EXERCISE DETAILS
Only the number is wanted: how many lines of the data contain "title"?
## Start GIVEN ENTRIES
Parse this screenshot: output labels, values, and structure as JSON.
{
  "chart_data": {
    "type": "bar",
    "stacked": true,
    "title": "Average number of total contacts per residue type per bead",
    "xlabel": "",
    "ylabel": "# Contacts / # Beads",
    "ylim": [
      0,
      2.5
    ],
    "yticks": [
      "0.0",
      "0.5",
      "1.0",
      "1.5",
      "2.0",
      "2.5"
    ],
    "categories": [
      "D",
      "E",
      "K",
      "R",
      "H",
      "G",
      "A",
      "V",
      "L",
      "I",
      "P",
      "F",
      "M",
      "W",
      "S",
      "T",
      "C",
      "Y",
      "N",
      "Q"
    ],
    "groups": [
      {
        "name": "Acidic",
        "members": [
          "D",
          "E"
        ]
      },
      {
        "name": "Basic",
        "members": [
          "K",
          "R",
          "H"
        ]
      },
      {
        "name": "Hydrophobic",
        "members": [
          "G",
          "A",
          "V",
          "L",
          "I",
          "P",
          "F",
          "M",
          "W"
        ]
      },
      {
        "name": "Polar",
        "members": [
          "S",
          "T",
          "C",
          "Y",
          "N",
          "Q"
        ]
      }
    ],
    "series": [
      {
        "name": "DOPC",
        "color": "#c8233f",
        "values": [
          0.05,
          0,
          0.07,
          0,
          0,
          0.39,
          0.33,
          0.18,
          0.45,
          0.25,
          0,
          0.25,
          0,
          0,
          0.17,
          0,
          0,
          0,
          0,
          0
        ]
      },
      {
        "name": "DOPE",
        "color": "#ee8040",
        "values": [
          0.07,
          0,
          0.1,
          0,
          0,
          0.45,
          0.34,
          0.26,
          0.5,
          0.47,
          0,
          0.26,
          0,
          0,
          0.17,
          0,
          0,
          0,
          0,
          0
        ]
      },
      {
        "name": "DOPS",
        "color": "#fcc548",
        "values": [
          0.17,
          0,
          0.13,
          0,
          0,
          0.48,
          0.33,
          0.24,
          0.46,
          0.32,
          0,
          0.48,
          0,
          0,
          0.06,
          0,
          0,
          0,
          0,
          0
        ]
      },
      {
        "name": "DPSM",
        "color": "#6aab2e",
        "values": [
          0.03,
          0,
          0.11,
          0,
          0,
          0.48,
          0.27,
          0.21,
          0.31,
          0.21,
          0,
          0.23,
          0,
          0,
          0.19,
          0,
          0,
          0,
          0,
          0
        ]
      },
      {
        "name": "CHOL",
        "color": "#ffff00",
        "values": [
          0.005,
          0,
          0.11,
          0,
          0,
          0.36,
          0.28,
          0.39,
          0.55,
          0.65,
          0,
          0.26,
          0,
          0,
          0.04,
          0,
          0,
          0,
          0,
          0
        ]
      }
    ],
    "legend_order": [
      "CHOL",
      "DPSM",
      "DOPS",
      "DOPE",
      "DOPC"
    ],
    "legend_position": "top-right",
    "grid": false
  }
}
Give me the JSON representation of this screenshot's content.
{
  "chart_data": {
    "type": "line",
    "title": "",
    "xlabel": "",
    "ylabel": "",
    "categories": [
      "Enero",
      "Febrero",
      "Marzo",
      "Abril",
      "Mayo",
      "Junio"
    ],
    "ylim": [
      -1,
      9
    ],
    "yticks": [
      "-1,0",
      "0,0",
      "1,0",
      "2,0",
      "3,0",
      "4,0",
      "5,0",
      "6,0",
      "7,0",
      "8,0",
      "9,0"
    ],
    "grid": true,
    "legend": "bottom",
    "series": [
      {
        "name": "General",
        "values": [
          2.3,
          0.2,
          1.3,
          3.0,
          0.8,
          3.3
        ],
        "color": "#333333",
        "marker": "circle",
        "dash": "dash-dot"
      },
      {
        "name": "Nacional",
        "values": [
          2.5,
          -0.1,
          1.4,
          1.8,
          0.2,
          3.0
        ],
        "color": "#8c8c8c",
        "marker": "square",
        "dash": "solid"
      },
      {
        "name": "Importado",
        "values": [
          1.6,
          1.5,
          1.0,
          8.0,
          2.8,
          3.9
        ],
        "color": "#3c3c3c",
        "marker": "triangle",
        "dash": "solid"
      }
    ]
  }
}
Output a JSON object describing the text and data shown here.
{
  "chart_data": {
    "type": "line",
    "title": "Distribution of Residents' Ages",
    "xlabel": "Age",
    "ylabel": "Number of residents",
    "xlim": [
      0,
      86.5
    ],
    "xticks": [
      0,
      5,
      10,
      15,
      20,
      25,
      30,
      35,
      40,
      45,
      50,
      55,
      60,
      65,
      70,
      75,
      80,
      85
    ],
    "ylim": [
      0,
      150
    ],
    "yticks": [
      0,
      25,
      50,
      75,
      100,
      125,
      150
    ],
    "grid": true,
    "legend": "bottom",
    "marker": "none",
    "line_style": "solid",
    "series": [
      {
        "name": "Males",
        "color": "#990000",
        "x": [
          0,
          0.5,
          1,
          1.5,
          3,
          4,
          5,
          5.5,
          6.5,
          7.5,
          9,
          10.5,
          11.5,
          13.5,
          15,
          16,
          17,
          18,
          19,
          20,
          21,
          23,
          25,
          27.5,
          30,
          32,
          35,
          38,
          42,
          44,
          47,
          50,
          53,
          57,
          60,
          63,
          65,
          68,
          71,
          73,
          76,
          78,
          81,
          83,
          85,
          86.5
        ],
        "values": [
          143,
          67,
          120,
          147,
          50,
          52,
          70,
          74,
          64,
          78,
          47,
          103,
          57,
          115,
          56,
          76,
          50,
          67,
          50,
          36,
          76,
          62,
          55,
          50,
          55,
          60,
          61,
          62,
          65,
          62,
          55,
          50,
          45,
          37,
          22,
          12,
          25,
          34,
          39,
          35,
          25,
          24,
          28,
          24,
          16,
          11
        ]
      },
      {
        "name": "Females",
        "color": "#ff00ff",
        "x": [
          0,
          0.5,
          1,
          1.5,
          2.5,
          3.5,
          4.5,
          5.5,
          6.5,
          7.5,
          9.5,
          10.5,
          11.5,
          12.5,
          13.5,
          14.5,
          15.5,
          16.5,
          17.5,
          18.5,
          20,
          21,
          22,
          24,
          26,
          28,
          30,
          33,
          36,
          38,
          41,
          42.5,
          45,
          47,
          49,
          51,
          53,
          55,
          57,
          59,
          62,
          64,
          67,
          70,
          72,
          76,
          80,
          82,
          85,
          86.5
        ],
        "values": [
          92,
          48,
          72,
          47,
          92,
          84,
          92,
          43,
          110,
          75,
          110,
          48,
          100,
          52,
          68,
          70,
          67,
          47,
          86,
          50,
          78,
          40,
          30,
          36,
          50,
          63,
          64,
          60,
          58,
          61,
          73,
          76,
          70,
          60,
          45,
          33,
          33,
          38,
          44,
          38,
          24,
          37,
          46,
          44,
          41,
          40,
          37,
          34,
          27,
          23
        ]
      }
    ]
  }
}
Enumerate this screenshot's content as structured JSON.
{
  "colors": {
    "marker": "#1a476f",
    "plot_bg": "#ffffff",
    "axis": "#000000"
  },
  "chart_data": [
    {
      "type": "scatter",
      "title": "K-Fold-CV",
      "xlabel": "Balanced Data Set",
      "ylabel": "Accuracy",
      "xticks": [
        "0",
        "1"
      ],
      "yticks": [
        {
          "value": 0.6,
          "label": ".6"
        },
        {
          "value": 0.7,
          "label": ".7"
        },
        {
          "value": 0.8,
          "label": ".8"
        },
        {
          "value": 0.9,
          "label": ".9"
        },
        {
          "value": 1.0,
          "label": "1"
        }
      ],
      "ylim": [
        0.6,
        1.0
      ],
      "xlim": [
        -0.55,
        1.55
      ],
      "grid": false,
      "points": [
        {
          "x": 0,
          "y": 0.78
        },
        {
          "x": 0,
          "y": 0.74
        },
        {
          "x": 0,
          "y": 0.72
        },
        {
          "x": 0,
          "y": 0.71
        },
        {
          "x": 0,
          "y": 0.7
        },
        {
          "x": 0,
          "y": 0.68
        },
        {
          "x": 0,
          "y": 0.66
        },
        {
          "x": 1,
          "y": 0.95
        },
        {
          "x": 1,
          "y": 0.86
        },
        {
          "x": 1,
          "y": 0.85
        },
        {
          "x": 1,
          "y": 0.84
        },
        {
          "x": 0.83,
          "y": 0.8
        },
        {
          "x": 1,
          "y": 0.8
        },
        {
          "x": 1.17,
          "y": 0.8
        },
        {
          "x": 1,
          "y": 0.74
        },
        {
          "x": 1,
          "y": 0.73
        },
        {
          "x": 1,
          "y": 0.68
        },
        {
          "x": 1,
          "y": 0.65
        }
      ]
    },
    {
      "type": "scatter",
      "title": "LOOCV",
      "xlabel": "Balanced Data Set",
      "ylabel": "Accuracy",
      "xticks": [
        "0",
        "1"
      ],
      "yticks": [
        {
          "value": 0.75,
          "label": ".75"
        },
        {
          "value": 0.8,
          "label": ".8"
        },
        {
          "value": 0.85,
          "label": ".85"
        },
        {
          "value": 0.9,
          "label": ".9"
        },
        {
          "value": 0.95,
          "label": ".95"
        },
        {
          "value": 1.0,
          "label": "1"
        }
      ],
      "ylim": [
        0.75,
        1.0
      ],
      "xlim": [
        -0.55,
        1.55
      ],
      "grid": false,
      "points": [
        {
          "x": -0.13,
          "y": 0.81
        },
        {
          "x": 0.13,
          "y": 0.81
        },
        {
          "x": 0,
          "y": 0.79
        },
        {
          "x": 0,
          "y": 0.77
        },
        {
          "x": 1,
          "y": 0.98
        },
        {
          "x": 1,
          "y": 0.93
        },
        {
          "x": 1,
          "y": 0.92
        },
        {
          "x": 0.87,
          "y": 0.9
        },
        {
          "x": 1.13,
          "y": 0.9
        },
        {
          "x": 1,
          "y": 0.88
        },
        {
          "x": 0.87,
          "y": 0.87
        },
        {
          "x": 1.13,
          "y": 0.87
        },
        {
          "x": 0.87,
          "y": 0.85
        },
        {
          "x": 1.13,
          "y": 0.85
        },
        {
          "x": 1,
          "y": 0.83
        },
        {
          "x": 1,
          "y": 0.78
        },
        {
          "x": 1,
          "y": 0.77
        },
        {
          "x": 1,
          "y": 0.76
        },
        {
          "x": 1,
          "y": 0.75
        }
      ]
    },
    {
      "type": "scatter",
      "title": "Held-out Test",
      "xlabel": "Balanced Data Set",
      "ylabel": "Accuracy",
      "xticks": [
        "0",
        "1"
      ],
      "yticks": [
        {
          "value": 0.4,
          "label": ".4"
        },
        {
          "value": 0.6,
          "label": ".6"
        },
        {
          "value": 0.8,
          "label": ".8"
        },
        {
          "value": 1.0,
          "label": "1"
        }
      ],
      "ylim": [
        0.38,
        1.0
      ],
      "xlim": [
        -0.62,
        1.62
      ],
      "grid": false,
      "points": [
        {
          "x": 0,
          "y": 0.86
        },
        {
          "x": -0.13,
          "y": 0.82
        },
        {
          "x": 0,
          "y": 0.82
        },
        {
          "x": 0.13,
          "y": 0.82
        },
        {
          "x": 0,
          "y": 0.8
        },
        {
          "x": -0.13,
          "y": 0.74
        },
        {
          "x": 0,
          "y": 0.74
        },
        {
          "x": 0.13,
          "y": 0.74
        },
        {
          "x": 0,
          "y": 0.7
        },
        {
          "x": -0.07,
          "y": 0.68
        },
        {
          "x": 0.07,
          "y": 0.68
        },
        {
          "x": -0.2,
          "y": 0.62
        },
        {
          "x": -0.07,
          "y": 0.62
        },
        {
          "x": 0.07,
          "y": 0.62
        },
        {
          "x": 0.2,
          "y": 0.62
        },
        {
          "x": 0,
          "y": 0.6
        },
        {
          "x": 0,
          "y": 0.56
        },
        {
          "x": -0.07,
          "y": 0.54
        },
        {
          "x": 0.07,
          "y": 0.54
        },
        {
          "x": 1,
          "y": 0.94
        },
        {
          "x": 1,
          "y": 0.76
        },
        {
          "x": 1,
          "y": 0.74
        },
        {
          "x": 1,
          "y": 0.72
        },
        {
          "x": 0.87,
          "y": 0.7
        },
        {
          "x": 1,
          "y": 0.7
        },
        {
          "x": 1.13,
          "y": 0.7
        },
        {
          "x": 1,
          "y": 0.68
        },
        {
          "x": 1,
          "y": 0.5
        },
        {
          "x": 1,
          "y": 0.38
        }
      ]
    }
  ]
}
## End GIVEN ENTRIES
WRITTEN RESPONSE
6